State how many lines of the data contain the word "upgrade", and write nothing besides the number.

= RECORD LIST =
━━━━━━━━━━━━━━━━━━━━━━━━━━━━━━

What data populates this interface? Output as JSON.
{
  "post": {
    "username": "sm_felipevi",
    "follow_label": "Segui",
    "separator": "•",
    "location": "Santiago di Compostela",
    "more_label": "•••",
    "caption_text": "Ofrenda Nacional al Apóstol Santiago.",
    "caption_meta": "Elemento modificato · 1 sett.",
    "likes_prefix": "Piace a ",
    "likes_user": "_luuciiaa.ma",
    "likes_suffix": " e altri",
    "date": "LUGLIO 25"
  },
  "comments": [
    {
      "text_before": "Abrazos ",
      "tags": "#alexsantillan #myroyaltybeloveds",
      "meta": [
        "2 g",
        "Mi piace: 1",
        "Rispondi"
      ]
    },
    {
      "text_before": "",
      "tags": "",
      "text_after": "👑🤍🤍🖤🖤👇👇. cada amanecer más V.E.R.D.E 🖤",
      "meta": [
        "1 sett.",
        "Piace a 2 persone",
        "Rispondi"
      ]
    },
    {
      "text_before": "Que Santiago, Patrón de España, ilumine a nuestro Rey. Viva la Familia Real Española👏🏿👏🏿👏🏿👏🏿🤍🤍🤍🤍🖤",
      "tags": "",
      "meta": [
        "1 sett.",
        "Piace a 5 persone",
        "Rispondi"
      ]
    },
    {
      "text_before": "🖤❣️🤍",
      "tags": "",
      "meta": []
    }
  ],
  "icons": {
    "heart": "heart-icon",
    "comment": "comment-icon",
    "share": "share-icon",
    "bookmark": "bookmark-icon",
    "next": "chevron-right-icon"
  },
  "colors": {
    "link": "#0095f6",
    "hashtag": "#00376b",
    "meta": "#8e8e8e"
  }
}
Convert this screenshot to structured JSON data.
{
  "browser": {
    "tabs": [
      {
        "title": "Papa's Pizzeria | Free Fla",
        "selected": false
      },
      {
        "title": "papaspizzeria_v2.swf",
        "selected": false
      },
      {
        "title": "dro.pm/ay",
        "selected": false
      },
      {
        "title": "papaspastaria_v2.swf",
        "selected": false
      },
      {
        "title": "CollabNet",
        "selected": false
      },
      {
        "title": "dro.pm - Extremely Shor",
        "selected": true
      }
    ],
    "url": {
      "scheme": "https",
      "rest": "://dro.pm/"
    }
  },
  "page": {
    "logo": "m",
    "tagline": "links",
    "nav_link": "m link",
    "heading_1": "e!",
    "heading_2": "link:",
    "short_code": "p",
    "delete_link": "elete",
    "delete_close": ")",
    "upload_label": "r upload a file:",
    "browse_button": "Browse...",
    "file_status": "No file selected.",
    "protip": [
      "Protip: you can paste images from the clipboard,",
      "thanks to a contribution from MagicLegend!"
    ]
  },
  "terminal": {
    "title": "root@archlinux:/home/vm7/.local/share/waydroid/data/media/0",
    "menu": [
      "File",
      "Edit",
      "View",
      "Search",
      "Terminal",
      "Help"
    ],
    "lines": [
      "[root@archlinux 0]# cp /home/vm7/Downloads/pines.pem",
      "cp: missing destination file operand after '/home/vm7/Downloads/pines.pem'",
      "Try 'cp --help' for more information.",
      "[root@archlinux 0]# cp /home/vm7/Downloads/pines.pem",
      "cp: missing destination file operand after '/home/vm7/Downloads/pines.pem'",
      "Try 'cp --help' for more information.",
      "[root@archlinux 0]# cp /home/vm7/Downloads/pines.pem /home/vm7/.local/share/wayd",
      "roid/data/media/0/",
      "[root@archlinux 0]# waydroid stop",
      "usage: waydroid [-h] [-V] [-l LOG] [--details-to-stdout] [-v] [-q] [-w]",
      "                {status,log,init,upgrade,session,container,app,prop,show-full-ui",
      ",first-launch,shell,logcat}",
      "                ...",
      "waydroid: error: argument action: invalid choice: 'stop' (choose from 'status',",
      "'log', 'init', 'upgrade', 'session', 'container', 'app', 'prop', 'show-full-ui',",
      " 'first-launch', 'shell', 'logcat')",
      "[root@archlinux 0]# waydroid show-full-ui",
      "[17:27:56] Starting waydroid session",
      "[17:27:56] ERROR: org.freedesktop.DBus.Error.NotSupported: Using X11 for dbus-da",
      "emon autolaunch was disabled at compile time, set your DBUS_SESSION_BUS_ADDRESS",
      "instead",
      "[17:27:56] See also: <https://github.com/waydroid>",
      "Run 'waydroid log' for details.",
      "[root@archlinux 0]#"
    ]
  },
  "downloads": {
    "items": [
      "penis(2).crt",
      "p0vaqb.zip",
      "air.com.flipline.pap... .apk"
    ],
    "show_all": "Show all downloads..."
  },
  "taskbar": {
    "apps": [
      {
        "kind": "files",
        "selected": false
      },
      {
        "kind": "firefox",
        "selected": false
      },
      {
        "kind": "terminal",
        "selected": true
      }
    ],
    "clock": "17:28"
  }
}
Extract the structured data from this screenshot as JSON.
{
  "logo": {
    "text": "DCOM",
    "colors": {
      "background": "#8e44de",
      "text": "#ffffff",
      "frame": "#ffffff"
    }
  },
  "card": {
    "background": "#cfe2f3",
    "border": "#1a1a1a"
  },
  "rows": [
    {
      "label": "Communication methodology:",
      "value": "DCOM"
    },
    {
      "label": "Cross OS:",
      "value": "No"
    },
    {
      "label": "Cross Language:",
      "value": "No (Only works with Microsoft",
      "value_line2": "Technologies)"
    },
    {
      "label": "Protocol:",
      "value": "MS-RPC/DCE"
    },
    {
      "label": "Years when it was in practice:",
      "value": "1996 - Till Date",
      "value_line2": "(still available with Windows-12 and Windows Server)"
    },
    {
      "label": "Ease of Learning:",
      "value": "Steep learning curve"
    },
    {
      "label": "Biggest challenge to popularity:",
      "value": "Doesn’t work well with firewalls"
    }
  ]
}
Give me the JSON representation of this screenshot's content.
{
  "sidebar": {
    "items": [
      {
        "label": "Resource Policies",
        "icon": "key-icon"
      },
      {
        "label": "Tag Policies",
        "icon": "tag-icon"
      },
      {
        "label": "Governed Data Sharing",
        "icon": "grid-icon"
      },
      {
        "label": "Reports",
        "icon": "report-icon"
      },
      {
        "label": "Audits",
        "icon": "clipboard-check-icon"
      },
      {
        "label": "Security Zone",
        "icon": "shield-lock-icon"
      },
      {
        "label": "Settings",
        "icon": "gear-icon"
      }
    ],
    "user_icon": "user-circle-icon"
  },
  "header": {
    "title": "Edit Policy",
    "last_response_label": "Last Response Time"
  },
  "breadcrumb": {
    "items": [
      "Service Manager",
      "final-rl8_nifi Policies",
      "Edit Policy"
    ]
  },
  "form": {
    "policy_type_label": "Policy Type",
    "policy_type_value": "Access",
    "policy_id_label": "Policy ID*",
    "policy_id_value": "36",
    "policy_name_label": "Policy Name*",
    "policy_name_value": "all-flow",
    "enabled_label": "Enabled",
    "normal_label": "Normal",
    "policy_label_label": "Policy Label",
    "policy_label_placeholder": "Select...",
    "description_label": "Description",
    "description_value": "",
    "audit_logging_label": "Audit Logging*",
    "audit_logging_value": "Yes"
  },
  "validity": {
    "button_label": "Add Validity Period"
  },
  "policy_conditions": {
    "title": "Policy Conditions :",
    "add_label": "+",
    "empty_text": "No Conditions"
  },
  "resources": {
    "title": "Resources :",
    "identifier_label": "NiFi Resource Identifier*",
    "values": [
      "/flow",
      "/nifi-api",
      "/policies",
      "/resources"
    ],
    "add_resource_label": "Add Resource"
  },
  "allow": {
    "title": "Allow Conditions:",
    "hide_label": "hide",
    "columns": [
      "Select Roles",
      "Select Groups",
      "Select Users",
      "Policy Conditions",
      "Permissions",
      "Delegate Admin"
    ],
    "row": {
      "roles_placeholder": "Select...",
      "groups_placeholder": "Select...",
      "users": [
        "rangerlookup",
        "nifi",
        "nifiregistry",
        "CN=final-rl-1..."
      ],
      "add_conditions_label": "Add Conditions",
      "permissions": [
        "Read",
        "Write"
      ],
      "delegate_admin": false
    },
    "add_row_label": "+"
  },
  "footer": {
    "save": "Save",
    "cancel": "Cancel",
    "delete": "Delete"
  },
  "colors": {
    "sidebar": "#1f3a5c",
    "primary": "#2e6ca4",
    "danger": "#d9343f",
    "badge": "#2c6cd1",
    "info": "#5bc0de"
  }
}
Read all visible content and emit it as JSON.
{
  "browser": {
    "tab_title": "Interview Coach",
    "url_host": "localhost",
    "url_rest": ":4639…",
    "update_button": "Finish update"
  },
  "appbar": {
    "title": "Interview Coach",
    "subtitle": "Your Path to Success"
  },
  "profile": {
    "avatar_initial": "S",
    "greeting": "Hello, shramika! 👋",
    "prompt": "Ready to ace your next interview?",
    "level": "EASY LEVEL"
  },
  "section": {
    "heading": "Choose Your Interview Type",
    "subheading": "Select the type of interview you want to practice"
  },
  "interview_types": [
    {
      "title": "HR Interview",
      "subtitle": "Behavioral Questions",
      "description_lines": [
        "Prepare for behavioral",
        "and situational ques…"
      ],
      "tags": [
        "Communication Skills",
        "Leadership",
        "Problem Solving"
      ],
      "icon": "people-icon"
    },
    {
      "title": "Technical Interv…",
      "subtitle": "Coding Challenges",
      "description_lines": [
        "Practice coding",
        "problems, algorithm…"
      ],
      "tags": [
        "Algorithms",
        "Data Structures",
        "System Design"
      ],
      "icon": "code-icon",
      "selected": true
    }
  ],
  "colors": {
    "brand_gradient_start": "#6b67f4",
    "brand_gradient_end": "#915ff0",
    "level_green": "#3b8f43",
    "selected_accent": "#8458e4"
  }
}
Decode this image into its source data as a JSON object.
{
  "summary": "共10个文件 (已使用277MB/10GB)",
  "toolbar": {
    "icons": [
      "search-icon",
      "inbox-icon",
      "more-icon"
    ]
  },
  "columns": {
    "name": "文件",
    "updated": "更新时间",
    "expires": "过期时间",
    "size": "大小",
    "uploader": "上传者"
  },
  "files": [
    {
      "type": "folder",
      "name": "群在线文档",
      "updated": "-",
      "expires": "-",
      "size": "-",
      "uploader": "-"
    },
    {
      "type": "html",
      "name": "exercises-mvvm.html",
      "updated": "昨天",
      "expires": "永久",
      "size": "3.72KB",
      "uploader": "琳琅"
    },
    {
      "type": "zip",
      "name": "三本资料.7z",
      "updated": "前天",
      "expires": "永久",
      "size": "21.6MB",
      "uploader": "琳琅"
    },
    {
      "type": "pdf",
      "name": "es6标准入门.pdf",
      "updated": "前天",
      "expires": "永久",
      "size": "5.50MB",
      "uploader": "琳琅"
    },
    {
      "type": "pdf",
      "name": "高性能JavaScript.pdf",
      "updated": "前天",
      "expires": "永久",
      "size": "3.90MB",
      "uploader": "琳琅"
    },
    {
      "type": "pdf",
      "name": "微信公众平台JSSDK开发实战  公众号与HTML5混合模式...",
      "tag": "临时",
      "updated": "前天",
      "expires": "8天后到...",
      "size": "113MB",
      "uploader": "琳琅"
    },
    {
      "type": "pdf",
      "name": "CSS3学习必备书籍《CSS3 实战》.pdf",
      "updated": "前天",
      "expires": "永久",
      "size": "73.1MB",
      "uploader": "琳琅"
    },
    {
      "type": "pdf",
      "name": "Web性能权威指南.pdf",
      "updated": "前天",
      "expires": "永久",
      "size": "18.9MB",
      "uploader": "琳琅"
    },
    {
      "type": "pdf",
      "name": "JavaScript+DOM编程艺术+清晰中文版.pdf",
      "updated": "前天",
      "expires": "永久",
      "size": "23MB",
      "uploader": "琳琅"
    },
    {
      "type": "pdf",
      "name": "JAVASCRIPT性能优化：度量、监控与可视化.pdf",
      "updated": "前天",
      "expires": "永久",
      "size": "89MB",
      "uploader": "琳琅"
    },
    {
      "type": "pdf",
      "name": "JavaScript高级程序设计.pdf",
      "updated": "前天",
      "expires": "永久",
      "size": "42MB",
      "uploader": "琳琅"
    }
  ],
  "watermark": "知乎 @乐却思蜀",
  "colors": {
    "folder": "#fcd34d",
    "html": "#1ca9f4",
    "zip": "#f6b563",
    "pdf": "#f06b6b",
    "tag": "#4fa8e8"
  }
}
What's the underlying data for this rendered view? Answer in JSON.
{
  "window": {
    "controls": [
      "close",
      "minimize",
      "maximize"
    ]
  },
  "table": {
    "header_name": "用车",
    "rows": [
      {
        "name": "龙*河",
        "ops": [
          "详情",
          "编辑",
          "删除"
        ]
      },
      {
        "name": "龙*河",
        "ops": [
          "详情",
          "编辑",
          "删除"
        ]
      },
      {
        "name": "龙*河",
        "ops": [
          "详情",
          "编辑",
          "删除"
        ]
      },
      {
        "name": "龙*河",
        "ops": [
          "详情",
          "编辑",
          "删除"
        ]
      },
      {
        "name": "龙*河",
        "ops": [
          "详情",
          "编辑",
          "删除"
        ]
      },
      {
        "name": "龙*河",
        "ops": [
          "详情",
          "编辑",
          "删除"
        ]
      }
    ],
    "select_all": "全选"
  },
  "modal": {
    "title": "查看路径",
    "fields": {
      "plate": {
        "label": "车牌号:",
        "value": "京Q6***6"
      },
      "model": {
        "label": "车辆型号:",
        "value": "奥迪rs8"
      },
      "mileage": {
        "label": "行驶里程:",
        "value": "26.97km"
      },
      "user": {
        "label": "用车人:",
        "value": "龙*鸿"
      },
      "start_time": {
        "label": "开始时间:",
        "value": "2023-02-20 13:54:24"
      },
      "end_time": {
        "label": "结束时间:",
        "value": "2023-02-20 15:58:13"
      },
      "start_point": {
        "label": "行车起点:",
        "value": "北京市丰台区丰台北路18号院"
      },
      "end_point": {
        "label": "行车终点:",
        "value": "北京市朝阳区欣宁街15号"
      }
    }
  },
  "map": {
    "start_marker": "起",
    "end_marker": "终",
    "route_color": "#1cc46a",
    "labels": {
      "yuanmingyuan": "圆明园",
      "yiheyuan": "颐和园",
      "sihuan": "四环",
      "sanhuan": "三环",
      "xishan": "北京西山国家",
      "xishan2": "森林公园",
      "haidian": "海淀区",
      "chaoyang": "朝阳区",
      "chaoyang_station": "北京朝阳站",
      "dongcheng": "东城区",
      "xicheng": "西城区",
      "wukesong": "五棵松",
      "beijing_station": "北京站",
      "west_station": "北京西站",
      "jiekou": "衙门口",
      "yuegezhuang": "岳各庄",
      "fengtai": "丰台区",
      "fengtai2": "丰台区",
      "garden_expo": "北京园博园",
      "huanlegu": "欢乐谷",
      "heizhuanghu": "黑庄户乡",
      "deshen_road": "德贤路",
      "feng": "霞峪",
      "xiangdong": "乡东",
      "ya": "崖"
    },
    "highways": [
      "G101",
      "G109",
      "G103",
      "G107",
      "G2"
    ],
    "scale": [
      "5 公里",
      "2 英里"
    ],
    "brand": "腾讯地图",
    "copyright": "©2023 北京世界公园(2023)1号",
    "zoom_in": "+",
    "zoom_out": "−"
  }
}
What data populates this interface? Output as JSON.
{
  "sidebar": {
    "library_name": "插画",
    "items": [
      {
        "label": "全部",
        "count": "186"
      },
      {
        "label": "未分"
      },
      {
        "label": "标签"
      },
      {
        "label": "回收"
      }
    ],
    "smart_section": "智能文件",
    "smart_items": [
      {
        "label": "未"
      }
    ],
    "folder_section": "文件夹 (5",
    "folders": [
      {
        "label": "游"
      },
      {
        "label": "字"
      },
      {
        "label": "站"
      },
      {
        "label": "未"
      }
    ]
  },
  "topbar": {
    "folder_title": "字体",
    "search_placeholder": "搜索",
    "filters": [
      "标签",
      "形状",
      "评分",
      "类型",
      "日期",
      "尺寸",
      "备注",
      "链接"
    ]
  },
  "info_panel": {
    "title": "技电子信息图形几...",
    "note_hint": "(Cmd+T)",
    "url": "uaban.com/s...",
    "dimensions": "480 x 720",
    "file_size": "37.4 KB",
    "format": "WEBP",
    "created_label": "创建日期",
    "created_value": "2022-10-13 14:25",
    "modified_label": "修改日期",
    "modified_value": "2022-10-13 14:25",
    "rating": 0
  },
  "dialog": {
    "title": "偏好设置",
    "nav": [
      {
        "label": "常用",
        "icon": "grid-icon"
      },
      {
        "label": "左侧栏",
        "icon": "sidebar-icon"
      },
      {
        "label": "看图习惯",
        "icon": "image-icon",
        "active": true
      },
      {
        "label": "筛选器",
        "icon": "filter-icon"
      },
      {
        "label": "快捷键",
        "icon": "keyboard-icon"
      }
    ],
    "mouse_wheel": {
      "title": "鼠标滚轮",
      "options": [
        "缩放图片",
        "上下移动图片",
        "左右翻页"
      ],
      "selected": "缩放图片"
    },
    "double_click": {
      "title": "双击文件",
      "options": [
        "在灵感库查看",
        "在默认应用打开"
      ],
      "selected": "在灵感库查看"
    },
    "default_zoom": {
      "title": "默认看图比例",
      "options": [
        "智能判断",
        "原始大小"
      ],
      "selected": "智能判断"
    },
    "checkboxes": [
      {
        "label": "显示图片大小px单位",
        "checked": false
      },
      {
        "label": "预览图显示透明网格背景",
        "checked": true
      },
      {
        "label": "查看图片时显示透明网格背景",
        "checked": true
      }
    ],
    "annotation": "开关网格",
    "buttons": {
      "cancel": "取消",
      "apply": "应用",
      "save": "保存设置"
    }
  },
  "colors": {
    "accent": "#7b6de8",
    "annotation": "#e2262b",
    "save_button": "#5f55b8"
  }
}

━━━━━━━━━━━━━━━━━━━━━━━━━━━━━━

= FULL RESPONSE =
2